**What you are asked to do:**
Drop every picture, then transcribe the remaining data exactly.

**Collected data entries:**
<<<<

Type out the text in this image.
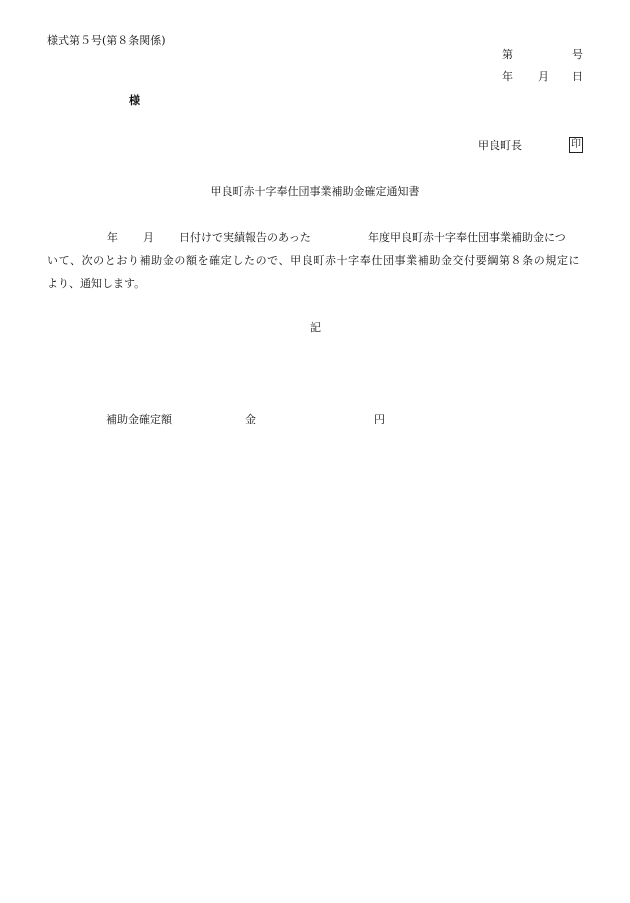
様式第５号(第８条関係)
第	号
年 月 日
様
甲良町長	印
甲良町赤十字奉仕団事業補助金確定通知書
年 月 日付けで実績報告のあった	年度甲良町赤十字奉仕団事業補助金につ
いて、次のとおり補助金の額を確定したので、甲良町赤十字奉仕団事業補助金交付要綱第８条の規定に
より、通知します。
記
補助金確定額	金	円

>>>>

**The result:**
Type out the text in this image.
様式第５号(第８条関係)
第	号
年 月 日
様
甲良町長	印
甲良町赤十字奉仕団事業補助金確定通知書
年 月 日付けで実績報告のあった	年度甲良町赤十字奉仕団事業補助金につ
いて、次のとおり補助金の額を確定したので、甲良町赤十字奉仕団事業補助金交付要綱第８条の規定に
より、通知します。
記
補助金確定額	金	円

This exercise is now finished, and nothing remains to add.